■ **Task statement**
Output all lines exactly, with nothing added or dropped.

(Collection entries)
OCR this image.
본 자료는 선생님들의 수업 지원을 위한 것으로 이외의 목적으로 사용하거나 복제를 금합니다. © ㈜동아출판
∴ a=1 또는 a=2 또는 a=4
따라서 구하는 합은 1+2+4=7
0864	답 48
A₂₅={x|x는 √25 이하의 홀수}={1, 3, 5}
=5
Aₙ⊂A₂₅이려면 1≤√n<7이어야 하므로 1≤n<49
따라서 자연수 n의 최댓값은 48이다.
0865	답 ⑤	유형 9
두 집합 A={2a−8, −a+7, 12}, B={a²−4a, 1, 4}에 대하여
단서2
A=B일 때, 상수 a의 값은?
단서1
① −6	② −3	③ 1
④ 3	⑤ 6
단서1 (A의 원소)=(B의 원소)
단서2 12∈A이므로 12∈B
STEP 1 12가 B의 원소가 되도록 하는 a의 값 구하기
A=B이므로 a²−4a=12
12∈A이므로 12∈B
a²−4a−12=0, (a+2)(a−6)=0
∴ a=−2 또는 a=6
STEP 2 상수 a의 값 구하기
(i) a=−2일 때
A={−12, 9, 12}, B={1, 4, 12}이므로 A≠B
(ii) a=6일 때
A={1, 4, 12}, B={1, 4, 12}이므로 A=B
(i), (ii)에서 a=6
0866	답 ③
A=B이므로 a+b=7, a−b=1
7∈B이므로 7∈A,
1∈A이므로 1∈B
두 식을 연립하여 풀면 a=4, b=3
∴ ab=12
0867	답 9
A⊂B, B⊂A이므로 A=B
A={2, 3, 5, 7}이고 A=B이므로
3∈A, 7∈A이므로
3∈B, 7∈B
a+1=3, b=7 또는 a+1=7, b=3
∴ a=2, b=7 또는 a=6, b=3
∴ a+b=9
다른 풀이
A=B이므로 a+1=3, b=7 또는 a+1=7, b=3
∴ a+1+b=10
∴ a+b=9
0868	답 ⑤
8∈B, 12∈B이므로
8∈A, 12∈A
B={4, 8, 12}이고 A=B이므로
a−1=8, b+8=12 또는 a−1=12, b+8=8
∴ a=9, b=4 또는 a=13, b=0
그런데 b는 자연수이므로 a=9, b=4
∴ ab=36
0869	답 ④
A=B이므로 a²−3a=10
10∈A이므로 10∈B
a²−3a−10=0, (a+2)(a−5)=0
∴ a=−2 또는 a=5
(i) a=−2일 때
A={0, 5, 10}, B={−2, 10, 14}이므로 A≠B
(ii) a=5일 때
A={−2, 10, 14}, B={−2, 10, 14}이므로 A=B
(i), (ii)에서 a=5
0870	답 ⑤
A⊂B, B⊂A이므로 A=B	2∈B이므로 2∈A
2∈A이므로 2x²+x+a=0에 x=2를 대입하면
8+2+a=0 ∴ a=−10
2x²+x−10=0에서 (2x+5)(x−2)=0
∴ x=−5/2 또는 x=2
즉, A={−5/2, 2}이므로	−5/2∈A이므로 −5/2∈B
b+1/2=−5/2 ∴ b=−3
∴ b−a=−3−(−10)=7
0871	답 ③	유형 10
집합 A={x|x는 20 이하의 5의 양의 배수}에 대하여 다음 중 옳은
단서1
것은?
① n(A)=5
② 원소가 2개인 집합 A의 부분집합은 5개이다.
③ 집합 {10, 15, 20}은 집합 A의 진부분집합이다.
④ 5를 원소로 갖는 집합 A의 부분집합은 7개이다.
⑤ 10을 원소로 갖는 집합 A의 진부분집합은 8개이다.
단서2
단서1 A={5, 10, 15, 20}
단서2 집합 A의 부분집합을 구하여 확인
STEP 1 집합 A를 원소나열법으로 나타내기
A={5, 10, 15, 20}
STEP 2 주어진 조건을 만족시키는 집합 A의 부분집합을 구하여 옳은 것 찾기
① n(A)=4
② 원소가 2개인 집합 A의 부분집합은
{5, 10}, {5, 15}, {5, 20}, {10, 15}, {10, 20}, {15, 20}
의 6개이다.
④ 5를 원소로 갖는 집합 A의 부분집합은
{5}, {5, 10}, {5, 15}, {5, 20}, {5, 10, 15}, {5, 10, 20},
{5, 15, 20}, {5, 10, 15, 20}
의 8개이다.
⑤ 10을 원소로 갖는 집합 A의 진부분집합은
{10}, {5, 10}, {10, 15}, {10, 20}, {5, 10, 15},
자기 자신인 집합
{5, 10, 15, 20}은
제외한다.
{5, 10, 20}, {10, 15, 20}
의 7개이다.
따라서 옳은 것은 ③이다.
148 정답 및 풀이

■ **Task output**
OCR this image.
본 자료는 선생님들의 수업 지원을 위한 것으로 이외의 목적으로 사용하거나 복제를 금합니다. © ㈜동아출판
∴ a=1 또는 a=2 또는 a=4
따라서 구하는 합은 1+2+4=7
0864	답 48
A₂₅={x|x는 √25 이하의 홀수}={1, 3, 5}
=5
Aₙ⊂A₂₅이려면 1≤√n<7이어야 하므로 1≤n<49
따라서 자연수 n의 최댓값은 48이다.
0865	답 ⑤	유형 9
두 집합 A={2a−8, −a+7, 12}, B={a²−4a, 1, 4}에 대하여
단서2
A=B일 때, 상수 a의 값은?
단서1
① −6	② −3	③ 1
④ 3	⑤ 6
단서1 (A의 원소)=(B의 원소)
단서2 12∈A이므로 12∈B
STEP 1 12가 B의 원소가 되도록 하는 a의 값 구하기
A=B이므로 a²−4a=12
12∈A이므로 12∈B
a²−4a−12=0, (a+2)(a−6)=0
∴ a=−2 또는 a=6
STEP 2 상수 a의 값 구하기
(i) a=−2일 때
A={−12, 9, 12}, B={1, 4, 12}이므로 A≠B
(ii) a=6일 때
A={1, 4, 12}, B={1, 4, 12}이므로 A=B
(i), (ii)에서 a=6
0866	답 ③
A=B이므로 a+b=7, a−b=1
7∈B이므로 7∈A,
1∈A이므로 1∈B
두 식을 연립하여 풀면 a=4, b=3
∴ ab=12
0867	답 9
A⊂B, B⊂A이므로 A=B
A={2, 3, 5, 7}이고 A=B이므로
3∈A, 7∈A이므로
3∈B, 7∈B
a+1=3, b=7 또는 a+1=7, b=3
∴ a=2, b=7 또는 a=6, b=3
∴ a+b=9
다른 풀이
A=B이므로 a+1=3, b=7 또는 a+1=7, b=3
∴ a+1+b=10
∴ a+b=9
0868	답 ⑤
8∈B, 12∈B이므로
8∈A, 12∈A
B={4, 8, 12}이고 A=B이므로
a−1=8, b+8=12 또는 a−1=12, b+8=8
∴ a=9, b=4 또는 a=13, b=0
그런데 b는 자연수이므로 a=9, b=4
∴ ab=36
0869	답 ④
A=B이므로 a²−3a=10
10∈A이므로 10∈B
a²−3a−10=0, (a+2)(a−5)=0
∴ a=−2 또는 a=5
(i) a=−2일 때
A={0, 5, 10}, B={−2, 10, 14}이므로 A≠B
(ii) a=5일 때
A={−2, 10, 14}, B={−2, 10, 14}이므로 A=B
(i), (ii)에서 a=5
0870	답 ⑤
A⊂B, B⊂A이므로 A=B	2∈B이므로 2∈A
2∈A이므로 2x²+x+a=0에 x=2를 대입하면
8+2+a=0 ∴ a=−10
2x²+x−10=0에서 (2x+5)(x−2)=0
∴ x=−5/2 또는 x=2
즉, A={−5/2, 2}이므로	−5/2∈A이므로 −5/2∈B
b+1/2=−5/2 ∴ b=−3
∴ b−a=−3−(−10)=7
0871	답 ③	유형 10
집합 A={x|x는 20 이하의 5의 양의 배수}에 대하여 다음 중 옳은
단서1
것은?
① n(A)=5
② 원소가 2개인 집합 A의 부분집합은 5개이다.
③ 집합 {10, 15, 20}은 집합 A의 진부분집합이다.
④ 5를 원소로 갖는 집합 A의 부분집합은 7개이다.
⑤ 10을 원소로 갖는 집합 A의 진부분집합은 8개이다.
단서2
단서1 A={5, 10, 15, 20}
단서2 집합 A의 부분집합을 구하여 확인
STEP 1 집합 A를 원소나열법으로 나타내기
A={5, 10, 15, 20}
STEP 2 주어진 조건을 만족시키는 집합 A의 부분집합을 구하여 옳은 것 찾기
① n(A)=4
② 원소가 2개인 집합 A의 부분집합은
{5, 10}, {5, 15}, {5, 20}, {10, 15}, {10, 20}, {15, 20}
의 6개이다.
④ 5를 원소로 갖는 집합 A의 부분집합은
{5}, {5, 10}, {5, 15}, {5, 20}, {5, 10, 15}, {5, 10, 20},
{5, 15, 20}, {5, 10, 15, 20}
의 8개이다.
⑤ 10을 원소로 갖는 집합 A의 진부분집합은
{10}, {5, 10}, {10, 15}, {10, 20}, {5, 10, 15},
자기 자신인 집합
{5, 10, 15, 20}은
제외한다.
{5, 10, 20}, {10, 15, 20}
의 7개이다.
따라서 옳은 것은 ③이다.
148 정답 및 풀이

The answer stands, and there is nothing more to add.